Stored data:
+ + +

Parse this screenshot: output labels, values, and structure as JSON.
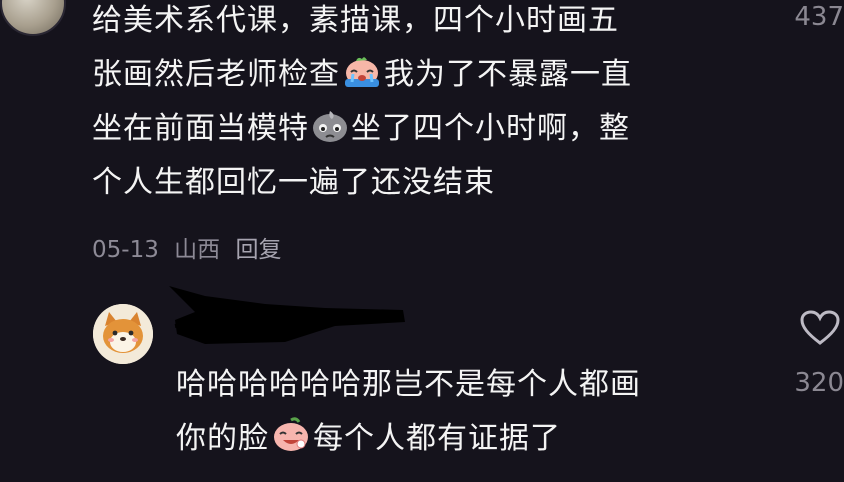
{
  "main_comment": {
    "lines": [
      "给美术系代课，素描课，四个小时画五",
      "张画然后老师检查",
      "我为了不暴露一直",
      "坐在前面当模特",
      "坐了四个小时啊，整",
      "个人生都回忆一遍了还没结束"
    ],
    "date": "05-13",
    "location": "山西",
    "reply_label": "回复",
    "like_count": "437",
    "emojis": [
      "crying-emoji",
      "sweat-emoji"
    ]
  },
  "reply_comment": {
    "lines": [
      "哈哈哈哈哈哈那岂不是每个人都画",
      "你的脸",
      "每个人都有证据了"
    ],
    "like_count": "320",
    "emojis": [
      "laughing-peach-emoji"
    ],
    "avatar": "shiba-dog-avatar"
  },
  "icons": {
    "like": "heart-outline-icon"
  }
}
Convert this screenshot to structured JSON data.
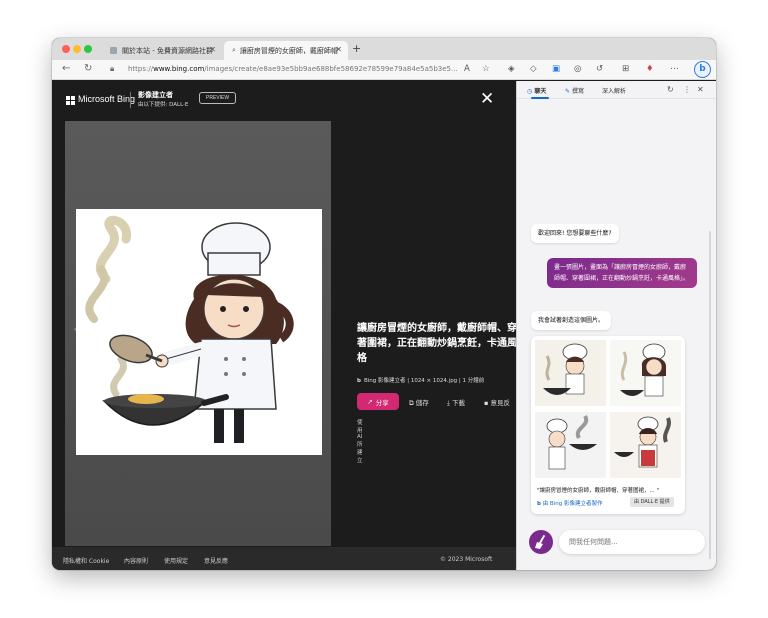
{
  "browser": {
    "tabs": [
      {
        "label": "關於本站 - 免費資源網路社群",
        "active": false
      },
      {
        "label": "讓廚房冒煙的女廚師，戴廚師帽",
        "active": true
      }
    ],
    "new_tab": "+",
    "url_prefix": "https://",
    "url_domain": "www.bing.com",
    "url_path": "/images/create/e8ae93e5bb9ae688bfe58692e78599e79a84e5a5b3e5...",
    "colors": {
      "accent": "#2c7be5"
    }
  },
  "viewer": {
    "brand": "Microsoft Bing",
    "creator_title": "影像建立者",
    "creator_sub": "由以下提供: DALL·E",
    "preview": "PREVIEW",
    "close": "✕",
    "image_title": "讓廚房冒煙的女廚師，戴廚師帽、穿著圍裙，正在翻動炒鍋烹飪，卡通風格",
    "meta": "Bing 影像建立者  |  1024 × 1024.jpg  |  1 分鐘前",
    "share": "分享",
    "save": "儲存",
    "download": "下載",
    "feedback": "意見反",
    "made_with": "使用 AI 所建立",
    "prev_arrow": "‹",
    "next_arrow": "›"
  },
  "footer": {
    "privacy": "隱私權和 Cookie",
    "content_policy": "內容原則",
    "terms": "使用規定",
    "feedback": "意見反應",
    "copyright": "© 2023 Microsoft"
  },
  "chat": {
    "tabs": [
      "聊天",
      "撰寫",
      "深入解析"
    ],
    "welcome": "歡迎回來! 您想要聊些什麼?",
    "user_message": "畫一張圖片，畫面為「讓廚房冒煙的女廚師，戴廚師帽、穿著圍裙，正在翻動炒鍋烹飪，卡通風格」。",
    "bot_reply": "我會試著創造這個圖片。",
    "card_caption": "\"讓廚房冒煙的女廚師，戴廚師帽、穿著圍裙，... \"",
    "card_credit": "由 Bing 影像建立者製作",
    "dalle_chip": "由 DALL·E 提供",
    "input_placeholder": "問我任何問題..."
  }
}
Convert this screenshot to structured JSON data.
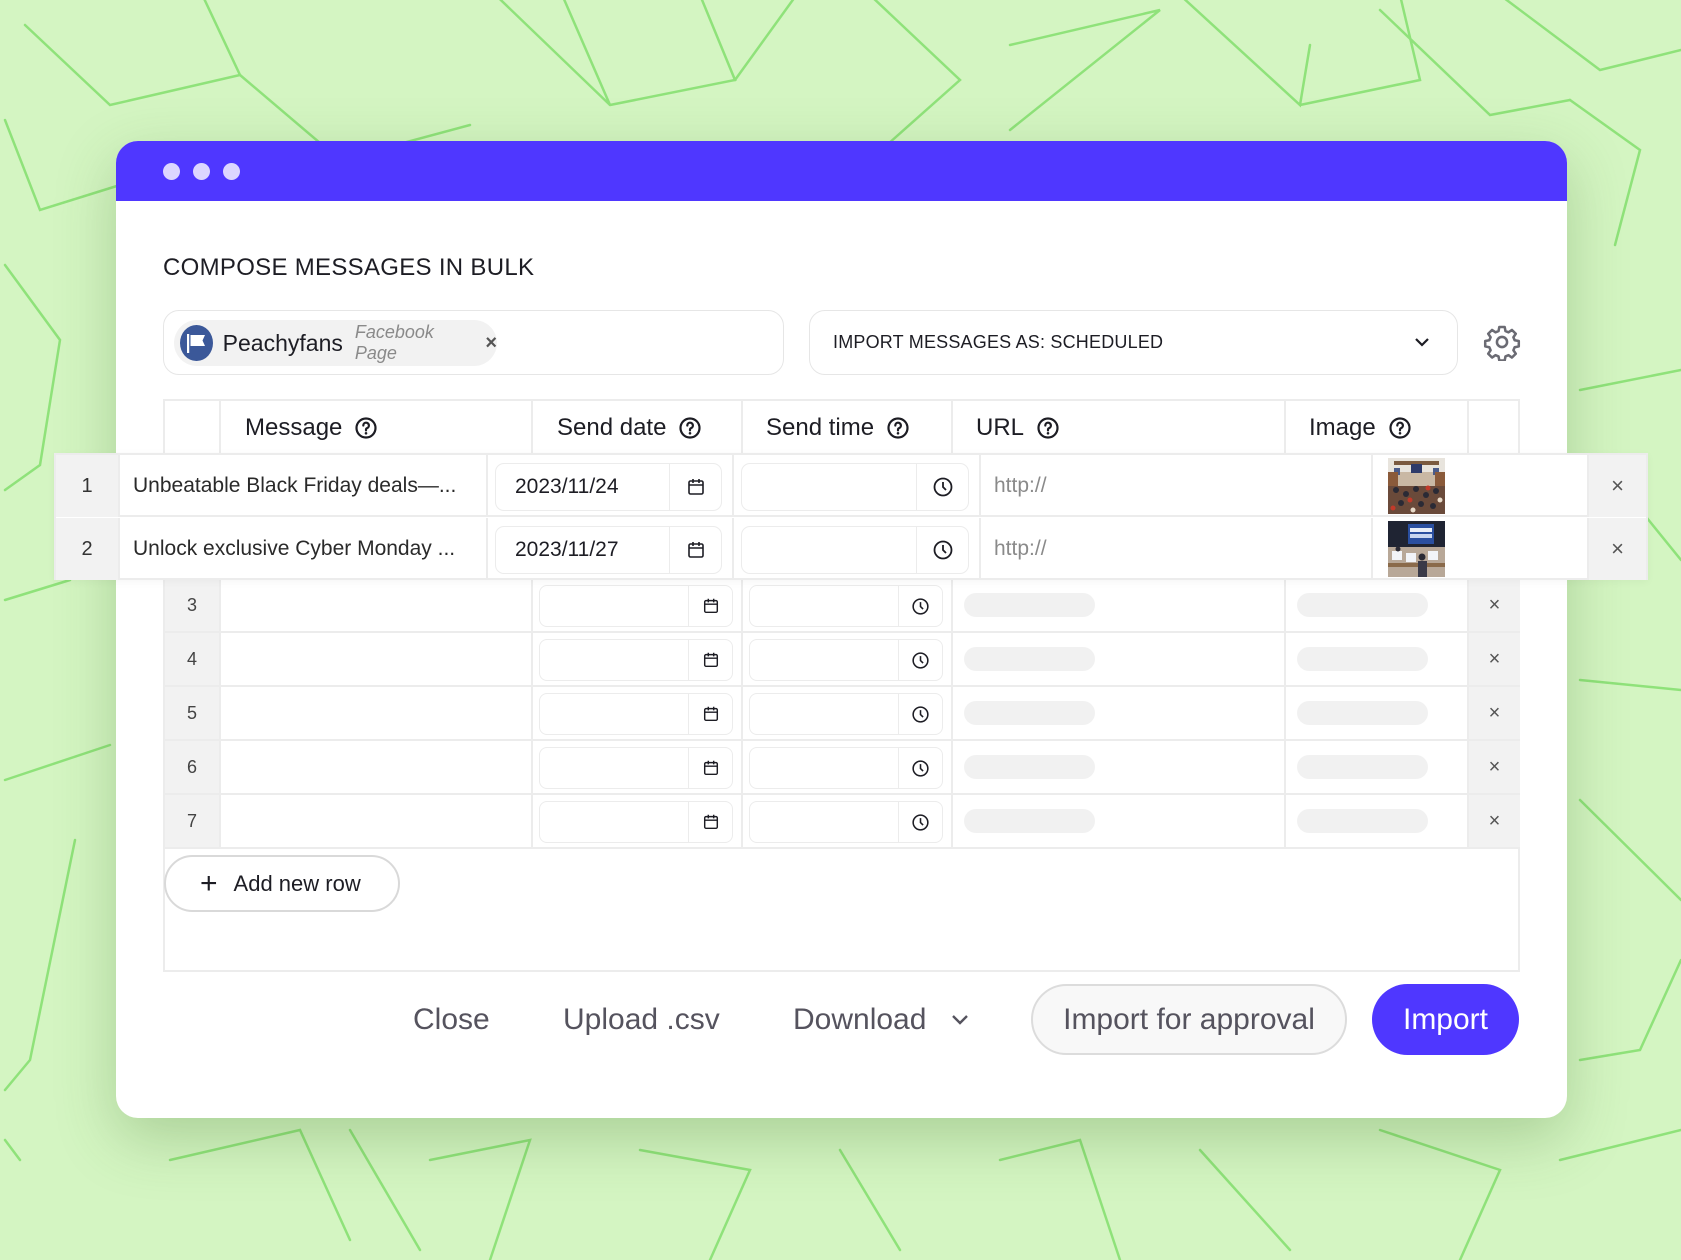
{
  "window": {
    "title": "COMPOSE MESSAGES IN BULK",
    "accent_color": "#4f37ff"
  },
  "account": {
    "name": "Peachyfans",
    "type": "Facebook Page",
    "icon": "flag-icon",
    "remove_label": "×"
  },
  "import_mode": {
    "label": "IMPORT MESSAGES AS: SCHEDULED",
    "icon": "chevron-down-icon"
  },
  "settings": {
    "icon": "gear-icon"
  },
  "table": {
    "columns": [
      "Message",
      "Send date",
      "Send time",
      "URL",
      "Image"
    ],
    "rows": [
      {
        "num": "1",
        "message": "Unbeatable Black Friday deals—...",
        "send_date": "2023/11/24",
        "send_time": "",
        "url_placeholder": "http://",
        "image": "black-friday-crowd-thumbnail"
      },
      {
        "num": "2",
        "message": "Unlock exclusive Cyber Monday ...",
        "send_date": "2023/11/27",
        "send_time": "",
        "url_placeholder": "http://",
        "image": "cyber-monday-thumbnail"
      },
      {
        "num": "3",
        "message": "",
        "send_date": "",
        "send_time": ""
      },
      {
        "num": "4",
        "message": "",
        "send_date": "",
        "send_time": ""
      },
      {
        "num": "5",
        "message": "",
        "send_date": "",
        "send_time": ""
      },
      {
        "num": "6",
        "message": "",
        "send_date": "",
        "send_time": ""
      },
      {
        "num": "7",
        "message": "",
        "send_date": "",
        "send_time": ""
      }
    ],
    "delete_label": "×"
  },
  "add_row": {
    "label": "Add new row",
    "icon": "plus-icon"
  },
  "footer": {
    "close": "Close",
    "upload": "Upload .csv",
    "download": "Download",
    "import_for_approval": "Import for approval",
    "import": "Import"
  }
}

+ + +

Return the listing above in full and without alteration, excluding its pictures.

Result for this exercise:
Parse this screenshot: output labels, values, and structure as JSON.
{
  "main_comment": {
    "lines": [
      "给美术系代课，素描课，四个小时画五",
      "张画然后老师检查",
      "我为了不暴露一直",
      "坐在前面当模特",
      "坐了四个小时啊，整",
      "个人生都回忆一遍了还没结束"
    ],
    "date": "05-13",
    "location": "山西",
    "reply_label": "回复",
    "like_count": "437",
    "emojis": [
      "crying-emoji",
      "sweat-emoji"
    ]
  },
  "reply_comment": {
    "lines": [
      "哈哈哈哈哈哈那岂不是每个人都画",
      "你的脸",
      "每个人都有证据了"
    ],
    "like_count": "320",
    "emojis": [
      "laughing-peach-emoji"
    ],
    "avatar": "shiba-dog-avatar"
  },
  "icons": {
    "like": "heart-outline-icon"
  }
}
Convert this screenshot to structured JSON data.
{
  "browser": {
    "tabs": [
      {
        "label": "關於本站 - 免費資源網路社群",
        "active": false
      },
      {
        "label": "讓廚房冒煙的女廚師，戴廚師帽",
        "active": true
      }
    ],
    "new_tab": "+",
    "url_prefix": "https://",
    "url_domain": "www.bing.com",
    "url_path": "/images/create/e8ae93e5bb9ae688bfe58692e78599e79a84e5a5b3e5...",
    "colors": {
      "accent": "#2c7be5"
    }
  },
  "viewer": {
    "brand": "Microsoft Bing",
    "creator_title": "影像建立者",
    "creator_sub": "由以下提供: DALL·E",
    "preview": "PREVIEW",
    "close": "✕",
    "image_title": "讓廚房冒煙的女廚師，戴廚師帽、穿著圍裙，正在翻動炒鍋烹飪，卡通風格",
    "meta": "Bing 影像建立者  |  1024 × 1024.jpg  |  1 分鐘前",
    "share": "分享",
    "save": "儲存",
    "download": "下載",
    "feedback": "意見反",
    "made_with": "使用 AI 所建立",
    "prev_arrow": "‹",
    "next_arrow": "›"
  },
  "footer": {
    "privacy": "隱私權和 Cookie",
    "content_policy": "內容原則",
    "terms": "使用規定",
    "feedback": "意見反應",
    "copyright": "© 2023 Microsoft"
  },
  "chat": {
    "tabs": [
      "聊天",
      "撰寫",
      "深入解析"
    ],
    "welcome": "歡迎回來! 您想要聊些什麼?",
    "user_message": "畫一張圖片，畫面為「讓廚房冒煙的女廚師，戴廚師帽、穿著圍裙，正在翻動炒鍋烹飪，卡通風格」。",
    "bot_reply": "我會試著創造這個圖片。",
    "card_caption": "\"讓廚房冒煙的女廚師，戴廚師帽、穿著圍裙，... \"",
    "card_credit": "由 Bing 影像建立者製作",
    "dalle_chip": "由 DALL·E 提供",
    "input_placeholder": "問我任何問題..."
  }
}
Convert this screenshot to structured JSON data.
{
  "window": {
    "title": "COMPOSE MESSAGES IN BULK",
    "accent_color": "#4f37ff"
  },
  "account": {
    "name": "Peachyfans",
    "type": "Facebook Page",
    "icon": "flag-icon",
    "remove_label": "×"
  },
  "import_mode": {
    "label": "IMPORT MESSAGES AS: SCHEDULED",
    "icon": "chevron-down-icon"
  },
  "settings": {
    "icon": "gear-icon"
  },
  "table": {
    "columns": [
      "Message",
      "Send date",
      "Send time",
      "URL",
      "Image"
    ],
    "rows": [
      {
        "num": "1",
        "message": "Unbeatable Black Friday deals—...",
        "send_date": "2023/11/24",
        "send_time": "",
        "url_placeholder": "http://",
        "image": "black-friday-crowd-thumbnail"
      },
      {
        "num": "2",
        "message": "Unlock exclusive Cyber Monday ...",
        "send_date": "2023/11/27",
        "send_time": "",
        "url_placeholder": "http://",
        "image": "cyber-monday-thumbnail"
      },
      {
        "num": "3",
        "message": "",
        "send_date": "",
        "send_time": ""
      },
      {
        "num": "4",
        "message": "",
        "send_date": "",
        "send_time": ""
      },
      {
        "num": "5",
        "message": "",
        "send_date": "",
        "send_time": ""
      },
      {
        "num": "6",
        "message": "",
        "send_date": "",
        "send_time": ""
      },
      {
        "num": "7",
        "message": "",
        "send_date": "",
        "send_time": ""
      }
    ],
    "delete_label": "×"
  },
  "add_row": {
    "label": "Add new row",
    "icon": "plus-icon"
  },
  "footer": {
    "close": "Close",
    "upload": "Upload .csv",
    "download": "Download",
    "import_for_approval": "Import for approval",
    "import": "Import"
  }
}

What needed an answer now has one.